Go through each line of the records below and count those with the word "life". Give only the count.
## START Provided data
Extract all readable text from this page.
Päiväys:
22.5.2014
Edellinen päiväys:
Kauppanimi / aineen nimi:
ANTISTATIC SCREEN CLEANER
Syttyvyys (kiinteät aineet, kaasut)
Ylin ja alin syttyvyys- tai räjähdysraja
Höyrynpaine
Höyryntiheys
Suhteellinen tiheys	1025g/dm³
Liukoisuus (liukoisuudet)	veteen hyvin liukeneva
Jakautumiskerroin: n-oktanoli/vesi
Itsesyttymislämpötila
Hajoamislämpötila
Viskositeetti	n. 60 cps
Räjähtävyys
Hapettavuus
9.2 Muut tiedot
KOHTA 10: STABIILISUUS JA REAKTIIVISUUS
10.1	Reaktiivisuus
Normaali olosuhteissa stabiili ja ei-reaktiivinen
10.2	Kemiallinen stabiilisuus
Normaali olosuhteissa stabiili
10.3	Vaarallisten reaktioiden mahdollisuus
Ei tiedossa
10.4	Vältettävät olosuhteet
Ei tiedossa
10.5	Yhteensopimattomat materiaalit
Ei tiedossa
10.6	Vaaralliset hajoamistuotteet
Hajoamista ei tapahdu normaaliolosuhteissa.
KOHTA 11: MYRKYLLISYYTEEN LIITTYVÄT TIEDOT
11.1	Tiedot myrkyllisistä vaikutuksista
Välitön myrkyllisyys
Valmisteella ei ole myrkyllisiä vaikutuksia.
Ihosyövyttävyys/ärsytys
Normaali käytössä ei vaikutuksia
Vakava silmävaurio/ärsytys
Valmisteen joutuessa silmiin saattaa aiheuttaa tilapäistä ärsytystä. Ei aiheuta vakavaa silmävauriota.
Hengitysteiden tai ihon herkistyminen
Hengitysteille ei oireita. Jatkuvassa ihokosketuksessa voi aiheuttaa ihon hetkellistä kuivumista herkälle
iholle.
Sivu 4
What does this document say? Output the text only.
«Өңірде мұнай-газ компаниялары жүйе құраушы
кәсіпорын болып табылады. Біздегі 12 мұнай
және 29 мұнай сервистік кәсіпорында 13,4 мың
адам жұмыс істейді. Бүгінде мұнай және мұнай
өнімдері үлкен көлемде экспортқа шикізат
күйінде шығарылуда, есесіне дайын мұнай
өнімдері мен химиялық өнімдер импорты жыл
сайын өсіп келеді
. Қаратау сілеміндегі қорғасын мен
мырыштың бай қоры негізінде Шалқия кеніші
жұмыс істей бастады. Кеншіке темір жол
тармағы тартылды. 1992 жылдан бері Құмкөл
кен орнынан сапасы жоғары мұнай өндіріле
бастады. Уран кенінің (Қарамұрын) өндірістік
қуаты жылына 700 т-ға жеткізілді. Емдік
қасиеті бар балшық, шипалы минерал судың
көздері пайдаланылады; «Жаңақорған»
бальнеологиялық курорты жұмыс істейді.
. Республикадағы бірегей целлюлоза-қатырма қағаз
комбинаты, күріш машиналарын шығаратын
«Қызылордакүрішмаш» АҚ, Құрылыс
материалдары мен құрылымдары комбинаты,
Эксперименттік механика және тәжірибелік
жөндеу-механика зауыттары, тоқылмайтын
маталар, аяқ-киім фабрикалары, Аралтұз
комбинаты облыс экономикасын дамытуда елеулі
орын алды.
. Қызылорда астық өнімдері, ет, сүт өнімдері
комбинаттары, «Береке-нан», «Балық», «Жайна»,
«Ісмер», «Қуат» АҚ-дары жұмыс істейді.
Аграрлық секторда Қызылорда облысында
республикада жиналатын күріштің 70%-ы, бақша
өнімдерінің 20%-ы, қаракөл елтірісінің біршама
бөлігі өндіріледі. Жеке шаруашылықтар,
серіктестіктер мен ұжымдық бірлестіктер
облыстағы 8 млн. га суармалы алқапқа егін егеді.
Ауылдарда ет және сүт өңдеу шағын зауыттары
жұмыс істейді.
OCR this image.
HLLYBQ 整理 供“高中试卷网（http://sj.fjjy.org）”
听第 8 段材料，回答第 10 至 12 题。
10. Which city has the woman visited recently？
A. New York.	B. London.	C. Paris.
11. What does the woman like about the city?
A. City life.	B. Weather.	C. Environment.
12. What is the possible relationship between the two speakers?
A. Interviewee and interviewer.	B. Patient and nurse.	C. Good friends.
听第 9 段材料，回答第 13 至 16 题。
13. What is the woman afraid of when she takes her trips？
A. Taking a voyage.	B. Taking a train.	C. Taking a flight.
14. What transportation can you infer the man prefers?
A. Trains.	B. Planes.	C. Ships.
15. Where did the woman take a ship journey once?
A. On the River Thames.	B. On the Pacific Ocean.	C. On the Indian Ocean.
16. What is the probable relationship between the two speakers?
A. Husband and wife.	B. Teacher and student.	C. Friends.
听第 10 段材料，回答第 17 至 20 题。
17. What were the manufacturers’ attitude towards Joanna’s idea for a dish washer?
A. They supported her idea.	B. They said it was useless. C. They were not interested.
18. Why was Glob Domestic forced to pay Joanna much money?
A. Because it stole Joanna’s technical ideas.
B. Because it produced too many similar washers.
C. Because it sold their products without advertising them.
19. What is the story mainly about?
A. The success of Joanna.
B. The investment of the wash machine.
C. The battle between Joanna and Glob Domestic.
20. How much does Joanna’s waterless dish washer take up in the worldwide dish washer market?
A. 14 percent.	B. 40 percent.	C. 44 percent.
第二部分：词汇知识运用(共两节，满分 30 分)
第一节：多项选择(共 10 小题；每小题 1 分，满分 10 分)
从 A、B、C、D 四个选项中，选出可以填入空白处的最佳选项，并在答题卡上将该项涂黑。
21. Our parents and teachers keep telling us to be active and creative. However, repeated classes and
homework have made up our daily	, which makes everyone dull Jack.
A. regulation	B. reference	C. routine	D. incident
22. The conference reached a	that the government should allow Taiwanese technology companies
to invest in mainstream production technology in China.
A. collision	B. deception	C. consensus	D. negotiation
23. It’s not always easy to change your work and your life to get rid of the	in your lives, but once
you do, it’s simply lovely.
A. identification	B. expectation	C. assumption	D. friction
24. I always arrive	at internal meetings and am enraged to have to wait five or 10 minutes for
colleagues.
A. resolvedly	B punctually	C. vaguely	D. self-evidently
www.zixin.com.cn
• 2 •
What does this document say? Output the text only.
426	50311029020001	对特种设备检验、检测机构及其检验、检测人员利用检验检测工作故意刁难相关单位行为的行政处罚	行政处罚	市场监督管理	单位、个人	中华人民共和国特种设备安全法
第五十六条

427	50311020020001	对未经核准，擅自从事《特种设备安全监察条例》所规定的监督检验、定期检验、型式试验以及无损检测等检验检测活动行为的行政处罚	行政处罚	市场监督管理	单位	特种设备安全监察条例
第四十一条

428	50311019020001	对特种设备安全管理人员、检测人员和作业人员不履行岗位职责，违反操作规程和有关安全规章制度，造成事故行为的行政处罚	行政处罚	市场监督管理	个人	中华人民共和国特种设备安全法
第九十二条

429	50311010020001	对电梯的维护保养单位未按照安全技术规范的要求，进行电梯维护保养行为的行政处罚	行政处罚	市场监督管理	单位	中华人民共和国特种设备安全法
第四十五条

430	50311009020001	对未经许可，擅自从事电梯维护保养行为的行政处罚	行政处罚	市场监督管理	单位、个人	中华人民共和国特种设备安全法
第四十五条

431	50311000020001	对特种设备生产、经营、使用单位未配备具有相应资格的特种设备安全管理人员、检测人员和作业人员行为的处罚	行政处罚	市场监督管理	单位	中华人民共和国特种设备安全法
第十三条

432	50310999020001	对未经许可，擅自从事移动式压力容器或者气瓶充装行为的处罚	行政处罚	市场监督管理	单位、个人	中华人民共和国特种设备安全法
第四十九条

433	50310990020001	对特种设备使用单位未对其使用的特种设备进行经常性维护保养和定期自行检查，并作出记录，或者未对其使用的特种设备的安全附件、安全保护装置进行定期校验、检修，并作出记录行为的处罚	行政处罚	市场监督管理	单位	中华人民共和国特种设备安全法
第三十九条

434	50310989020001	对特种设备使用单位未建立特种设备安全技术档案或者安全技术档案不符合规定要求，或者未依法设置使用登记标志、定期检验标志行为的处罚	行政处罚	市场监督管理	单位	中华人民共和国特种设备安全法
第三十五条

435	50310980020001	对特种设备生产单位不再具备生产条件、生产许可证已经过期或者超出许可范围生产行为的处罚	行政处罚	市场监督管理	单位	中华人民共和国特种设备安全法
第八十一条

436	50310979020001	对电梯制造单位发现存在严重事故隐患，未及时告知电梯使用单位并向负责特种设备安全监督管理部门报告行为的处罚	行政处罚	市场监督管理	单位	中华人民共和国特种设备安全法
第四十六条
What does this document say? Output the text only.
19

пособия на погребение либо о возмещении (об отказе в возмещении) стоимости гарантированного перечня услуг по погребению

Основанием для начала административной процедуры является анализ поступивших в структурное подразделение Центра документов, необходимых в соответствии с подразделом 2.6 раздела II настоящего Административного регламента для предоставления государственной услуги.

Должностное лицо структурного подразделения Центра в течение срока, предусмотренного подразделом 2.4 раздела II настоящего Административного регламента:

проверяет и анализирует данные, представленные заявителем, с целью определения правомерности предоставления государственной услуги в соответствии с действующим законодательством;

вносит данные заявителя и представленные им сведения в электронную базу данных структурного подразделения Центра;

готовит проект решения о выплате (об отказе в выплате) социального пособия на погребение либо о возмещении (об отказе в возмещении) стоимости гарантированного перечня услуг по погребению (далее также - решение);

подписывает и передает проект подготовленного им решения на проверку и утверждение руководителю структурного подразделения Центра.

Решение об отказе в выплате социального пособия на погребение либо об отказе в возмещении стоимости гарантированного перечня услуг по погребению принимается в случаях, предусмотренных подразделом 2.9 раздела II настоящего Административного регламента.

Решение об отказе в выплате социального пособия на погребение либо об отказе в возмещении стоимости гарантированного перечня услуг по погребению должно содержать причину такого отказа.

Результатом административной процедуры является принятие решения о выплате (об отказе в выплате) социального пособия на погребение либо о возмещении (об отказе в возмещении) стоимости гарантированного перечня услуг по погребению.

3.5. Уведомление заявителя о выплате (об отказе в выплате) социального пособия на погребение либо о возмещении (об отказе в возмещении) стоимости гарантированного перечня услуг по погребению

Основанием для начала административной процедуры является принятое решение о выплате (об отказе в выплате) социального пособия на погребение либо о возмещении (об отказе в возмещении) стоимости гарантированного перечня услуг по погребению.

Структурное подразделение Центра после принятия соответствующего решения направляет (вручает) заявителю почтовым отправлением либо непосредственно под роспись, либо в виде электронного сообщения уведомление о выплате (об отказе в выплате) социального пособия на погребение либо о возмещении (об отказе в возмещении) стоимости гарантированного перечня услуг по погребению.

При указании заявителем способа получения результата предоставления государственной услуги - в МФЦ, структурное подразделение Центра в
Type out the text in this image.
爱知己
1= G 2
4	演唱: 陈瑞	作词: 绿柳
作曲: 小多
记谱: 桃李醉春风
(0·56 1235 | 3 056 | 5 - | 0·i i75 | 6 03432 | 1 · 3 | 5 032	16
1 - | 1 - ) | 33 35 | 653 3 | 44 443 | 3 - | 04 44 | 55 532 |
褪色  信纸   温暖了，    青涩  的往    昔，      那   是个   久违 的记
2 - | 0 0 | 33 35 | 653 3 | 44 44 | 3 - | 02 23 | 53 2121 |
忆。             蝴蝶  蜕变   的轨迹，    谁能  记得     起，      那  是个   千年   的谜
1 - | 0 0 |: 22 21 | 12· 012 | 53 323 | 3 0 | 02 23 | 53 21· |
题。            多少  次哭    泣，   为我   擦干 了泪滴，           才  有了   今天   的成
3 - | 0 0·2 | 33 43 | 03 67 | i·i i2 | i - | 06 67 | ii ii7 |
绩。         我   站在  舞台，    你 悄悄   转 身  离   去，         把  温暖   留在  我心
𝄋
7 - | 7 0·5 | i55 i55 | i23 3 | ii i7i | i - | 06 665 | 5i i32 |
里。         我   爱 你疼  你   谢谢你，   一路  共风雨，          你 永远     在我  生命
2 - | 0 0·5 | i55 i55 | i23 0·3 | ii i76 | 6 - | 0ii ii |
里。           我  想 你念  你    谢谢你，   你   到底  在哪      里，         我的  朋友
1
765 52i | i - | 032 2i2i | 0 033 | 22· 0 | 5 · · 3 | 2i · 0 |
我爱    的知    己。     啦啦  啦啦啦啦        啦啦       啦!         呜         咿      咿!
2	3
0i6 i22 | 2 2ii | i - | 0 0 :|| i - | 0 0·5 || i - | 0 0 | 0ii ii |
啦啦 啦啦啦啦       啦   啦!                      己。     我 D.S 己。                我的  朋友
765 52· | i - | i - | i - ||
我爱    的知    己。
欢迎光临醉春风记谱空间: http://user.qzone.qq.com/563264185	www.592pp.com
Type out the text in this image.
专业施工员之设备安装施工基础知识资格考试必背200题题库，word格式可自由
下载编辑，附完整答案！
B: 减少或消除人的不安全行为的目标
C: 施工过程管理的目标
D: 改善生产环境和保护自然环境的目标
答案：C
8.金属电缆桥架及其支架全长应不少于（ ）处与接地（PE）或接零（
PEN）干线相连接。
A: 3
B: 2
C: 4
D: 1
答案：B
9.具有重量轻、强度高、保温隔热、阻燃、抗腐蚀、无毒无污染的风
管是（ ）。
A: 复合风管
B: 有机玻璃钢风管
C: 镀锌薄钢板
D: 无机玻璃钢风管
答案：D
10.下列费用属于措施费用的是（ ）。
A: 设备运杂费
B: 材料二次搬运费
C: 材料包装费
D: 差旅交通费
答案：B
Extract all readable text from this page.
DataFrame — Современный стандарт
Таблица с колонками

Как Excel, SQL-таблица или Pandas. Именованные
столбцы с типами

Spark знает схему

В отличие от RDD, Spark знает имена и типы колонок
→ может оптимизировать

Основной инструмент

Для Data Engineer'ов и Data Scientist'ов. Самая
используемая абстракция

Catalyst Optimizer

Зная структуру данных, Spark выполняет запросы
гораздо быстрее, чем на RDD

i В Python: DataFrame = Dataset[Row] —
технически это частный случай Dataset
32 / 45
## END Provided data
■ **Solution for this problem**: 2